_WHAT IS REQUIRED_: Scan the data. Collect each line that contains the word "Loss".

_WORKING DATA_:
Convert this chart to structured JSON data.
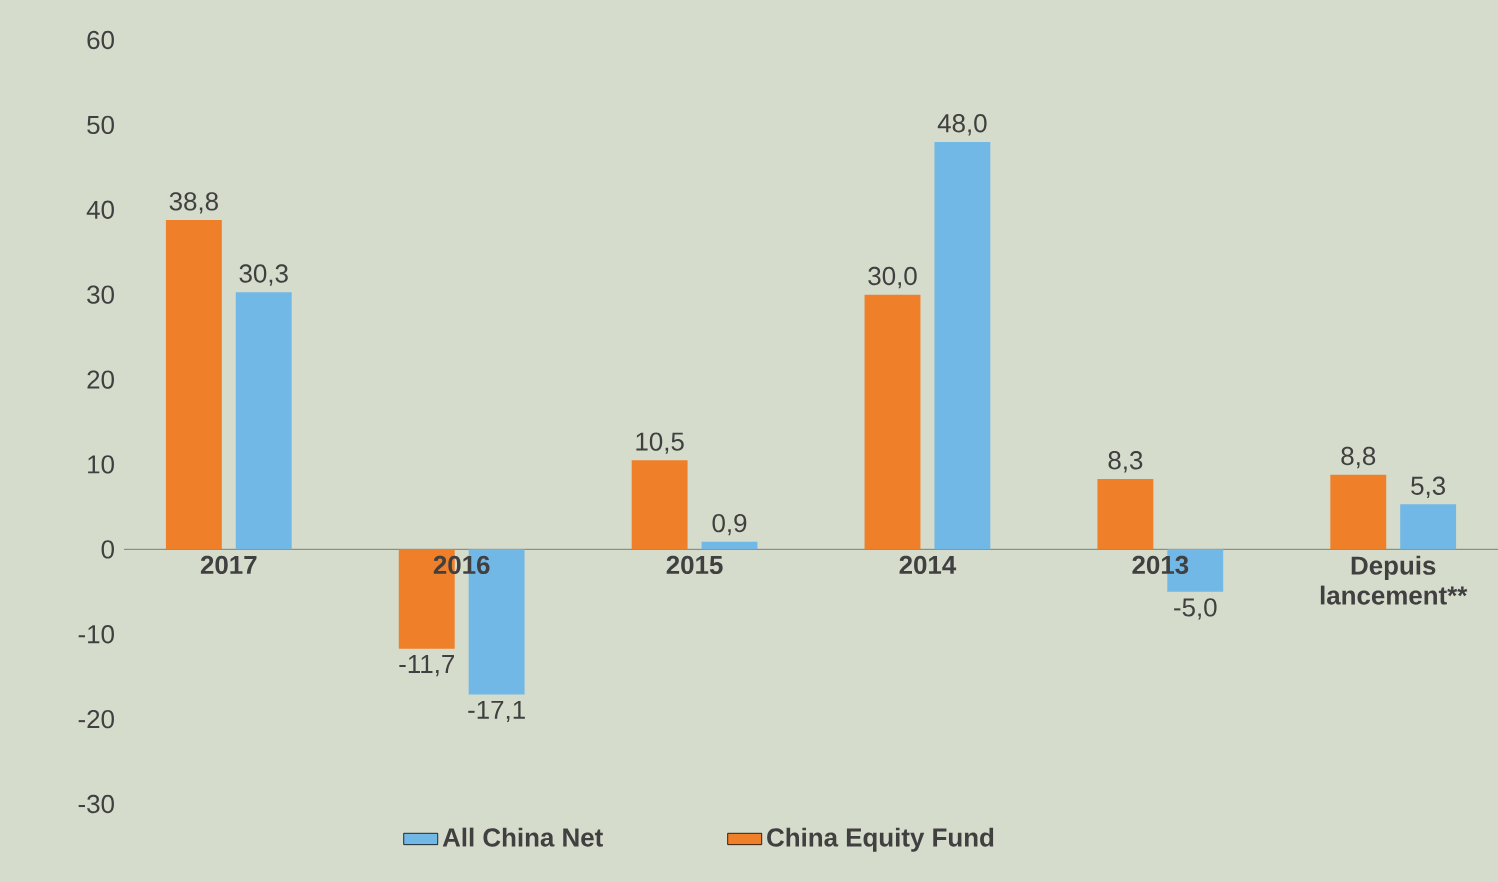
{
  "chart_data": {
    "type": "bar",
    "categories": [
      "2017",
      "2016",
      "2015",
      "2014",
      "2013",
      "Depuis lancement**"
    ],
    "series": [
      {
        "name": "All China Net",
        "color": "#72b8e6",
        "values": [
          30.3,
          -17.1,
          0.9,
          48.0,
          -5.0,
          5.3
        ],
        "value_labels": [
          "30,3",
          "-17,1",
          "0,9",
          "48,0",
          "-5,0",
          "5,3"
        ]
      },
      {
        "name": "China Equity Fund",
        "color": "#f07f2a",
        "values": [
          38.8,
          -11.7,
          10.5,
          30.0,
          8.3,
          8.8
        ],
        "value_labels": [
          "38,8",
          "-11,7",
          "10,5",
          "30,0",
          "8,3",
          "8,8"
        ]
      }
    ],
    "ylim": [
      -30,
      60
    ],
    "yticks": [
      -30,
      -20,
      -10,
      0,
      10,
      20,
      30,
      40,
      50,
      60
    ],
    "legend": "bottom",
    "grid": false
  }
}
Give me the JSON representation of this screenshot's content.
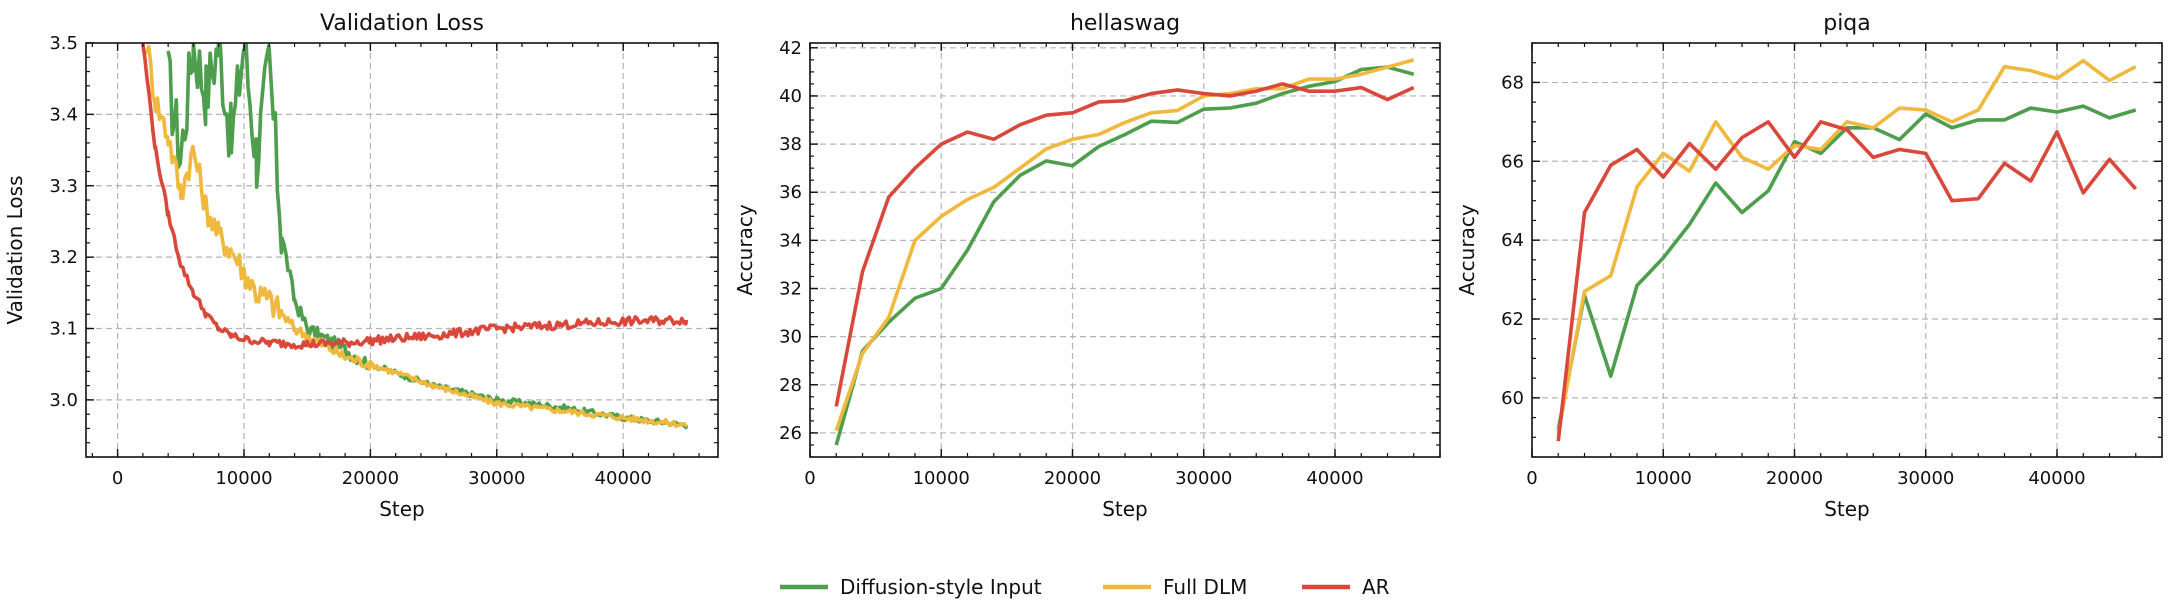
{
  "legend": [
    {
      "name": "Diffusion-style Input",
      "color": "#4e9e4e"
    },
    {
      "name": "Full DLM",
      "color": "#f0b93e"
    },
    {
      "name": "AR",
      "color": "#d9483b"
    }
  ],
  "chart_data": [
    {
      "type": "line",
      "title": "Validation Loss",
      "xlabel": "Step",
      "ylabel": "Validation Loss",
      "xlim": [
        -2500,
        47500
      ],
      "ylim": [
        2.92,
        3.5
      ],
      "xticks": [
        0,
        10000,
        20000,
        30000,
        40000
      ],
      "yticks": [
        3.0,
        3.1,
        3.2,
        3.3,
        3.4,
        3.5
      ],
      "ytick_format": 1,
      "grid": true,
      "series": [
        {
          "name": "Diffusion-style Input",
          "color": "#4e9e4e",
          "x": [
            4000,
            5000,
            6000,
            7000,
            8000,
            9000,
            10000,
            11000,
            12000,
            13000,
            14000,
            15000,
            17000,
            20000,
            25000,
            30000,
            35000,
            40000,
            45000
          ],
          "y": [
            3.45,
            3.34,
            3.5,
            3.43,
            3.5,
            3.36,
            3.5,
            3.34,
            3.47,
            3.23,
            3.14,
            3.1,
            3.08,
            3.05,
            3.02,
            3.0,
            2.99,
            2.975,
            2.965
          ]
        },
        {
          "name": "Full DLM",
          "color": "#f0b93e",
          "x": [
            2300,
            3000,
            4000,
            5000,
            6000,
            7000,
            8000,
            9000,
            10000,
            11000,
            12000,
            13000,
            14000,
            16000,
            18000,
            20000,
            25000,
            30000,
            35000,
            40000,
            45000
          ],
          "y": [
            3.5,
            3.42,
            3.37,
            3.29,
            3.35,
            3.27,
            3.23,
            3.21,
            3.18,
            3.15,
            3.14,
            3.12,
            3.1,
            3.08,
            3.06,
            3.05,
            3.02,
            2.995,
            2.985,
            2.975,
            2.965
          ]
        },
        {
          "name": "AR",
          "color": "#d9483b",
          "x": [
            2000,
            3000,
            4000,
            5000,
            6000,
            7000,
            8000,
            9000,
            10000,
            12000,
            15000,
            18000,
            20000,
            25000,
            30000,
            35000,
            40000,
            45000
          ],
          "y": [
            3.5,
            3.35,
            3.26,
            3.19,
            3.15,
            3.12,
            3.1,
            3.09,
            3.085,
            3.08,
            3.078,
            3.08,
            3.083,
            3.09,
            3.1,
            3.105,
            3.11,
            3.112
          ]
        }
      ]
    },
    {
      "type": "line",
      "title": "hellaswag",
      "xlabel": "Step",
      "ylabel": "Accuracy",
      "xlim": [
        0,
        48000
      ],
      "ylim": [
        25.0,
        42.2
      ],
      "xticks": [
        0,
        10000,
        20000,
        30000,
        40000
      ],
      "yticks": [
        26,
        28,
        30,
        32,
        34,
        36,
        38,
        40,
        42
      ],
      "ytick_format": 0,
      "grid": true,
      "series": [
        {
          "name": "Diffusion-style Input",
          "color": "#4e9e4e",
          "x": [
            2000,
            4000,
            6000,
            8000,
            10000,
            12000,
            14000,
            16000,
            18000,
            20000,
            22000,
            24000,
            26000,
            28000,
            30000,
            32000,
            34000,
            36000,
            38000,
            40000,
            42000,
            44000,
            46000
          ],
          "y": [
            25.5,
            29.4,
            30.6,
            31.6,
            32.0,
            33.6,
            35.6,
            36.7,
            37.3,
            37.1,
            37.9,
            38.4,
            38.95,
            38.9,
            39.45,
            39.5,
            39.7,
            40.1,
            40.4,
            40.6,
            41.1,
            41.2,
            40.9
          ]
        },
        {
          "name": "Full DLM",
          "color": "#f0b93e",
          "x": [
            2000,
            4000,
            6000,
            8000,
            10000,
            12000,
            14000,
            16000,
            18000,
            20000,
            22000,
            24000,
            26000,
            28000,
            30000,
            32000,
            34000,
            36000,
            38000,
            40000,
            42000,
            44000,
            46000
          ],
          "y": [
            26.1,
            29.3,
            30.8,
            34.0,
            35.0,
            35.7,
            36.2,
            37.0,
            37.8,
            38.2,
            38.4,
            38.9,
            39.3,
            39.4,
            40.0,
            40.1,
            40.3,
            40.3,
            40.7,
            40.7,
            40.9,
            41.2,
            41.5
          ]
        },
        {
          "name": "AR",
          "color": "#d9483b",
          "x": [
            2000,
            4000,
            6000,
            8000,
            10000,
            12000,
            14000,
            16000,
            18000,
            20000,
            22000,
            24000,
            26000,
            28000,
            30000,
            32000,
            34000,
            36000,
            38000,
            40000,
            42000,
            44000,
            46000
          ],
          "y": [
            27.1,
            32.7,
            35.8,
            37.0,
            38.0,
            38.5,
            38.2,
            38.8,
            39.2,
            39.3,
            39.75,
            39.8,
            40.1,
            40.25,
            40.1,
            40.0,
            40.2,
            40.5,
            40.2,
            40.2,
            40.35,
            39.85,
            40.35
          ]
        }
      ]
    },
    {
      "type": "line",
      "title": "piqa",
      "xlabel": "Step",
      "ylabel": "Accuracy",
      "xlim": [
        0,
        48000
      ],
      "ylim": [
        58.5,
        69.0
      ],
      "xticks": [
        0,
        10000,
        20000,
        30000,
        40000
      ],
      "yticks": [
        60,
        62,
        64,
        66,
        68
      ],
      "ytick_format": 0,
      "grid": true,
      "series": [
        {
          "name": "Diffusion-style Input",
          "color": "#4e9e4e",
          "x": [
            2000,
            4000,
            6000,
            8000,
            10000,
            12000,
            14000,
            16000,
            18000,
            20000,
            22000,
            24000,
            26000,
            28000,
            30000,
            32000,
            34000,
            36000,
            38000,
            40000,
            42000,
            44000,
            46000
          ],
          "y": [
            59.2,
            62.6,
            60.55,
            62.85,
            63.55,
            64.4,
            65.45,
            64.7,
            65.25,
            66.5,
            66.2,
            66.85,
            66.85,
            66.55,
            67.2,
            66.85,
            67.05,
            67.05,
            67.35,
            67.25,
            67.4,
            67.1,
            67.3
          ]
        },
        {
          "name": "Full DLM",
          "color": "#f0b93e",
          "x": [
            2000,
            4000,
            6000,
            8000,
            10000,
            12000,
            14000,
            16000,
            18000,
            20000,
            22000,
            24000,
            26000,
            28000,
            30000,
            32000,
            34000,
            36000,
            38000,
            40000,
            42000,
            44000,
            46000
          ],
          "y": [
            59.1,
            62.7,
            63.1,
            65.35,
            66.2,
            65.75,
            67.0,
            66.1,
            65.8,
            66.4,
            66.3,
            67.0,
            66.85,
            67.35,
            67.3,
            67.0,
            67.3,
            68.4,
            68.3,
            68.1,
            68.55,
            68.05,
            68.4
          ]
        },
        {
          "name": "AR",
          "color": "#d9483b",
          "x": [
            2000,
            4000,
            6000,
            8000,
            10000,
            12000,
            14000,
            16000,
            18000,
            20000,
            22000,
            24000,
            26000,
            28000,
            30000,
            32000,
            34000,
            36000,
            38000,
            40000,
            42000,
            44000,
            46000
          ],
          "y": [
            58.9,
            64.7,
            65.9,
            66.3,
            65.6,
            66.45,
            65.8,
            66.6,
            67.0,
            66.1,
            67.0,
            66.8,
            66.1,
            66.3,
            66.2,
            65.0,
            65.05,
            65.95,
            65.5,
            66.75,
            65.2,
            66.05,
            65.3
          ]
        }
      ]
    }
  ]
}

_SOLUTION FOR THIS PROBLEM_:
      "title": "Validation Loss",
      "ylabel": "Validation Loss",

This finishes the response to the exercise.